Say how many lines hold the string "критериями", and nothing more.
## BEGIN
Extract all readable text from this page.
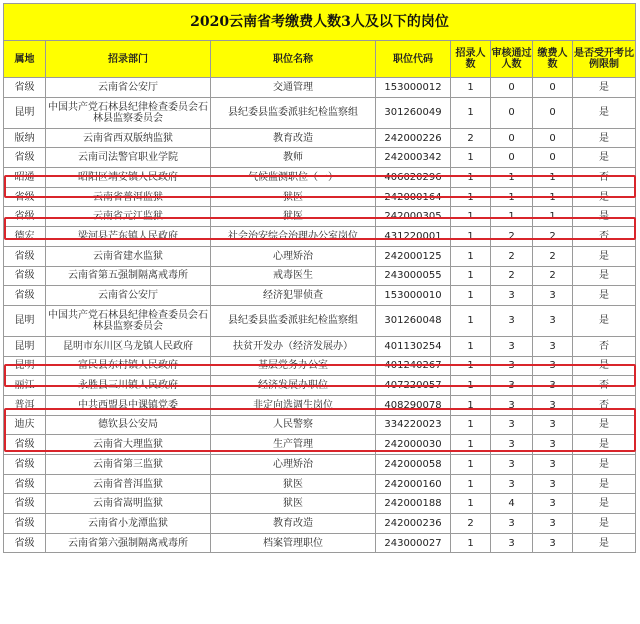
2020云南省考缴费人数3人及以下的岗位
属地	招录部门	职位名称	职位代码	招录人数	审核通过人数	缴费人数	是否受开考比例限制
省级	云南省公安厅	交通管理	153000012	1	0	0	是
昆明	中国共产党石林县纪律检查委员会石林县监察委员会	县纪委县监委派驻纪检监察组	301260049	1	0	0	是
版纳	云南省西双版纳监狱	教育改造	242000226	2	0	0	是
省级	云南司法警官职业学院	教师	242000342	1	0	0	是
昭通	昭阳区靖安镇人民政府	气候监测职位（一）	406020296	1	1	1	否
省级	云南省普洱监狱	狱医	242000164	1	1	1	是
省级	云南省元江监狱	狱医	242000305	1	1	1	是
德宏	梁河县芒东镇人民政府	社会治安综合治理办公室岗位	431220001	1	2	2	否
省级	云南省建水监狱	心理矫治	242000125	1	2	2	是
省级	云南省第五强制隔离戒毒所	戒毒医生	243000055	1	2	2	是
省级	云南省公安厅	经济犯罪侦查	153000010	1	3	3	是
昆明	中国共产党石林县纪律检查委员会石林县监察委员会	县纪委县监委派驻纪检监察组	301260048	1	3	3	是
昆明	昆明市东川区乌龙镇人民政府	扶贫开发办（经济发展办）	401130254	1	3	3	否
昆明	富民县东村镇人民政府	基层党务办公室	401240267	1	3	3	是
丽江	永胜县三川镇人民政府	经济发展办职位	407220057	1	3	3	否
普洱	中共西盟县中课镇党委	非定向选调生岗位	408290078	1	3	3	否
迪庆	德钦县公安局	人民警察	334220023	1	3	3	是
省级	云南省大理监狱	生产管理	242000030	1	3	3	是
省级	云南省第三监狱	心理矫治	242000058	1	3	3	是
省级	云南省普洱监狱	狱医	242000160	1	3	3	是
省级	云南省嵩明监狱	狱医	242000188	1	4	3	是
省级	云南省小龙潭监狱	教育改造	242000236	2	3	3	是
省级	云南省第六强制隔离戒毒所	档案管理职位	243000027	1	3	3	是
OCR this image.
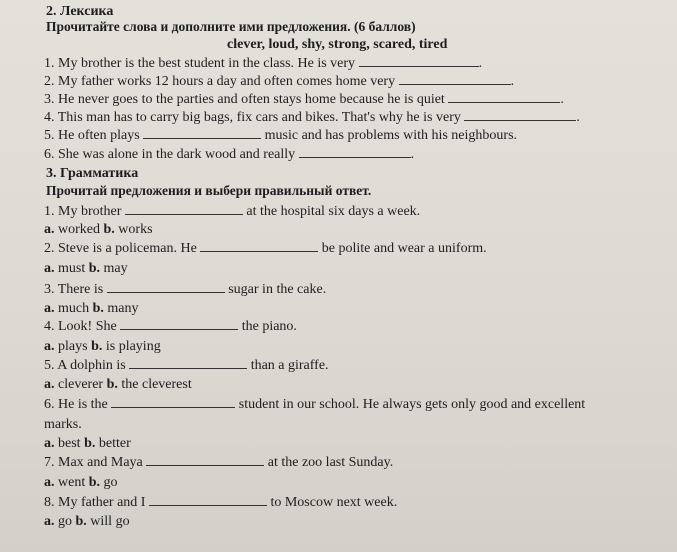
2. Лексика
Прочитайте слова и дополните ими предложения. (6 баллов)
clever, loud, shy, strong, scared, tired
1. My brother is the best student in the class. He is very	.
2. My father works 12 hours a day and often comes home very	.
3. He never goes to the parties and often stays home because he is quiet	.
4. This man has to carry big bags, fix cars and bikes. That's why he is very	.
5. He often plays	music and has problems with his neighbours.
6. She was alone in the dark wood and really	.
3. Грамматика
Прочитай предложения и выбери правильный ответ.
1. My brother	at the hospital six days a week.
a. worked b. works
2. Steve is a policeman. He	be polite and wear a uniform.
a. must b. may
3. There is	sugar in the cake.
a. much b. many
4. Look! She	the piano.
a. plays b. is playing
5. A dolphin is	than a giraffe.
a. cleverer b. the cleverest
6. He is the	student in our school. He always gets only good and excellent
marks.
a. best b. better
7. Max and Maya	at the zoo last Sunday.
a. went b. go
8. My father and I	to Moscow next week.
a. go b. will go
## END
## BEGIN
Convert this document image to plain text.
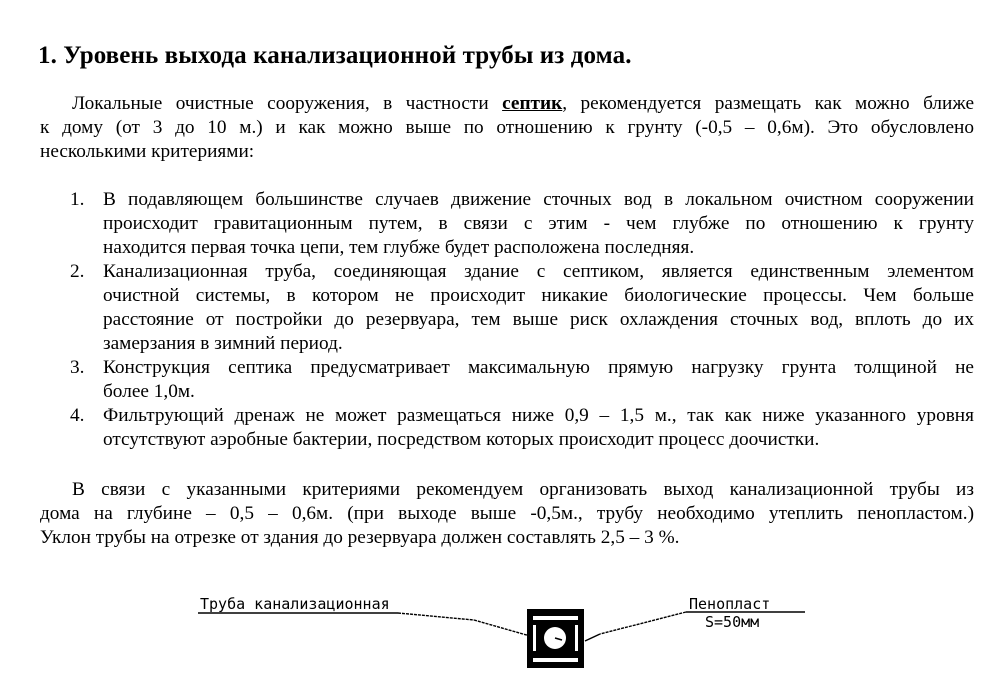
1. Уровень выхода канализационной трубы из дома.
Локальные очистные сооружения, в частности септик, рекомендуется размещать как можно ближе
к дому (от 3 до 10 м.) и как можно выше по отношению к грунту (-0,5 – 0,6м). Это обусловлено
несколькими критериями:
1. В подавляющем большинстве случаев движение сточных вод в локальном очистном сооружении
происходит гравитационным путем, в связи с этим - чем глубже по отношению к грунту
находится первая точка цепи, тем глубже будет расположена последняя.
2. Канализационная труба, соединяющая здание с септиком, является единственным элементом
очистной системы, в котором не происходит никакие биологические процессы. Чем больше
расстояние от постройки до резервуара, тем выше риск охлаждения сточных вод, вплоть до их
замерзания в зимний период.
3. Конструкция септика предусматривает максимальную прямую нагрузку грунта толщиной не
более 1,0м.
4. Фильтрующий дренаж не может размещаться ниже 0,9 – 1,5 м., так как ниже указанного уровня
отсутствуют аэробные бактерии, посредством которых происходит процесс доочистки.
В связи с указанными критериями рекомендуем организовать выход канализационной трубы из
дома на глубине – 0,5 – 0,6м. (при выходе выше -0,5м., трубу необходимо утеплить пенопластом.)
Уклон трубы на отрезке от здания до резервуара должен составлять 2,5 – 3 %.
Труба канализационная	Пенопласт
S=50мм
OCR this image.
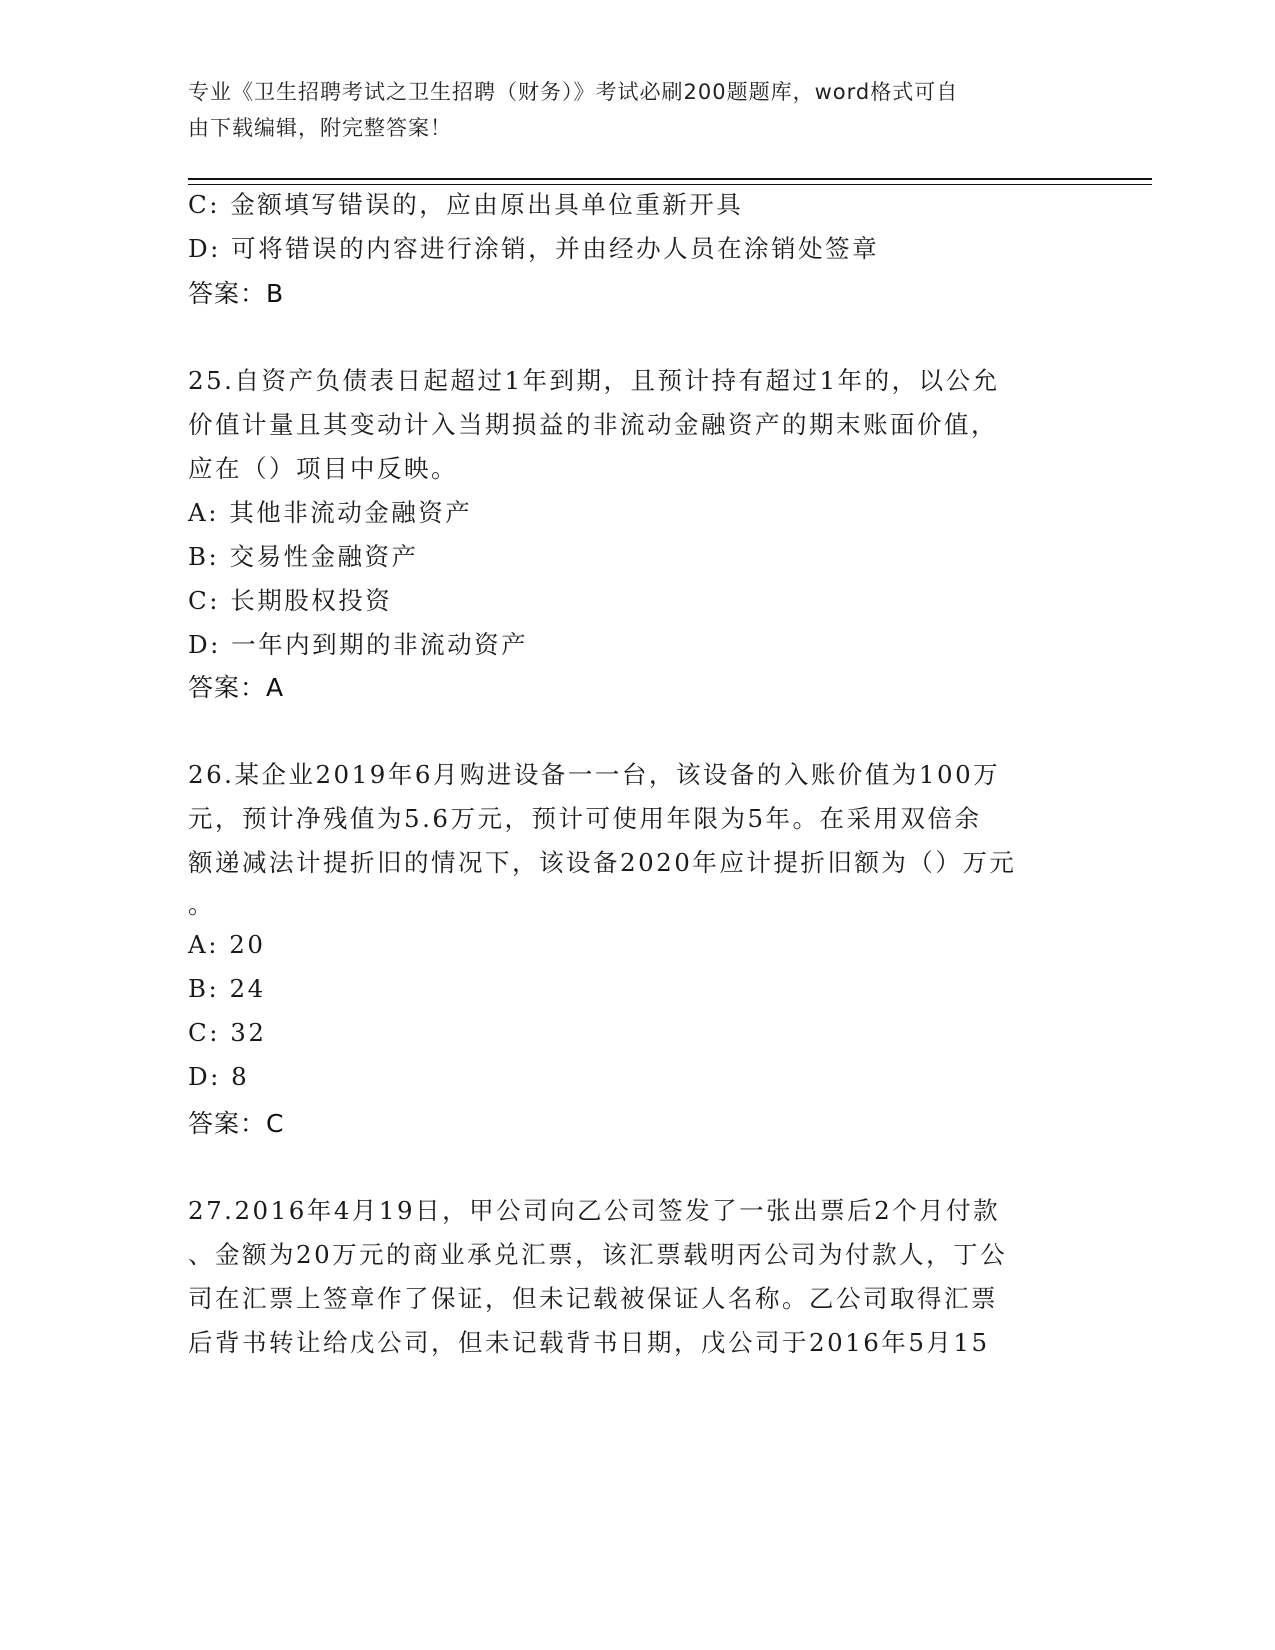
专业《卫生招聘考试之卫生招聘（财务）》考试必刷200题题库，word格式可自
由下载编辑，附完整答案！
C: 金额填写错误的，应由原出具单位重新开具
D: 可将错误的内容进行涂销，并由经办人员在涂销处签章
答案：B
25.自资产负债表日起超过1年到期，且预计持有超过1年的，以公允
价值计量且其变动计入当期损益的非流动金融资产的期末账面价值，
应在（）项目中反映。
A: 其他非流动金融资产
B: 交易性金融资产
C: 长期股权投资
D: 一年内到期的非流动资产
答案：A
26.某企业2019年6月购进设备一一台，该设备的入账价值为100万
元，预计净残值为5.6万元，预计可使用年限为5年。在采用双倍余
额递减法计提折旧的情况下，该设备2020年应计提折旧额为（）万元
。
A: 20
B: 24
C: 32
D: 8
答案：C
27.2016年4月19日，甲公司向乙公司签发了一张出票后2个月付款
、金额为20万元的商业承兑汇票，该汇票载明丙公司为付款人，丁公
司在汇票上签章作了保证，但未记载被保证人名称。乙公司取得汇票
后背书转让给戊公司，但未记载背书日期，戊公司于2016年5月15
## END
## BEGIN
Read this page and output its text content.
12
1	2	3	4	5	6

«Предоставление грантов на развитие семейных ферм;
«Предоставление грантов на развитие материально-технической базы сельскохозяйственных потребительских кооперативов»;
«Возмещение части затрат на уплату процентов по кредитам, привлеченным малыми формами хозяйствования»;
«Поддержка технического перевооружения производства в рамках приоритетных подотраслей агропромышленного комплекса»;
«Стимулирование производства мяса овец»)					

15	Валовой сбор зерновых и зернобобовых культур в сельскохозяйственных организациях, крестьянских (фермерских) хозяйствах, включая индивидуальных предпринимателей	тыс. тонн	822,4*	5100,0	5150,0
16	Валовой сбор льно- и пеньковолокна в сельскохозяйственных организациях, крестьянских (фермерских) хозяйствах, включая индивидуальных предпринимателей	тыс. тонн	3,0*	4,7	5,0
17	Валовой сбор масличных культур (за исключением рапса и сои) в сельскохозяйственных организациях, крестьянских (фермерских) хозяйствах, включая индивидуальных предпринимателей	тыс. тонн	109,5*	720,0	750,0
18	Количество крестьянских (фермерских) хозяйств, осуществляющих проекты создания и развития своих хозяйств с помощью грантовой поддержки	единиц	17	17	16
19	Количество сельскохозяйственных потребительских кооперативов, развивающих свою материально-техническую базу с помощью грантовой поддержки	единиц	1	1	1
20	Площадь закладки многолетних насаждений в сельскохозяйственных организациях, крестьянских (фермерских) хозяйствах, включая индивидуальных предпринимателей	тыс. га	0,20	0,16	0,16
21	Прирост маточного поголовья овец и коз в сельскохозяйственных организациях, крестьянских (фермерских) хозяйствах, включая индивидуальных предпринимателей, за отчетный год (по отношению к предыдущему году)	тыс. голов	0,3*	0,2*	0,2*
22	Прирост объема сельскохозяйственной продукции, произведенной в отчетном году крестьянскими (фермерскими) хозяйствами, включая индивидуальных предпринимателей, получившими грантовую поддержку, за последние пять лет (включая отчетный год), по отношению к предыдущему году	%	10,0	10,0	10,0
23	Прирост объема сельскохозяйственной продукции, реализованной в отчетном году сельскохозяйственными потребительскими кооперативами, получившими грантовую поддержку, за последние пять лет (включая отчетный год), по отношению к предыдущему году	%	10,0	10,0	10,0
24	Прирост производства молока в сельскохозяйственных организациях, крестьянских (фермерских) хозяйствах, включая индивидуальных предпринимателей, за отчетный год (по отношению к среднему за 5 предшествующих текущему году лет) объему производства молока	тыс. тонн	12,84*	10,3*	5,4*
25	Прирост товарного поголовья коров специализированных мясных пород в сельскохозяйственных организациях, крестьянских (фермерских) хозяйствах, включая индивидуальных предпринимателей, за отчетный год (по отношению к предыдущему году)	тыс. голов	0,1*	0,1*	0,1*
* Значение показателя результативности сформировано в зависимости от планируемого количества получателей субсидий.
## END
§ RESPONSE TO THE TASK
2